- EXERCISE
Find the lines holding "that" and copy them.

######

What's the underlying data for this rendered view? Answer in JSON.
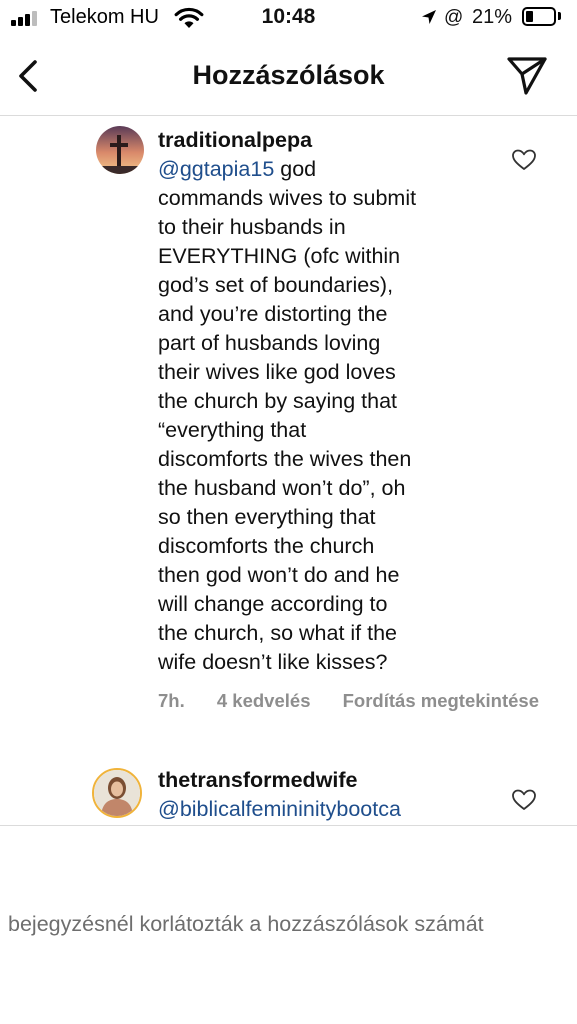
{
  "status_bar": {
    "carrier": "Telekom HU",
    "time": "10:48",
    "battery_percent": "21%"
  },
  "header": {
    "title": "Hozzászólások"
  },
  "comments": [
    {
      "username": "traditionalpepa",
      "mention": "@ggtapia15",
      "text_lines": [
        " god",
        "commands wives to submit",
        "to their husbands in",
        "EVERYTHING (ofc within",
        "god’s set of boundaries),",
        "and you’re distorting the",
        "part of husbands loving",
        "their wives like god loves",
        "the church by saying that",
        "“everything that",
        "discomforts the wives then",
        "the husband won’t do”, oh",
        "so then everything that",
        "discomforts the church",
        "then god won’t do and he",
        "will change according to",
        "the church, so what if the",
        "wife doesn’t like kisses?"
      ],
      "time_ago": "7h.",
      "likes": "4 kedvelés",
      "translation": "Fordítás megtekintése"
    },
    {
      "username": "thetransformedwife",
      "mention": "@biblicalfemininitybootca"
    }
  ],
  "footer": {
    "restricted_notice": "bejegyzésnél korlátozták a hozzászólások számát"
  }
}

######

- PROBLEM SOLUTION
        "the church by saying that",
        "“everything that",
        "so then everything that",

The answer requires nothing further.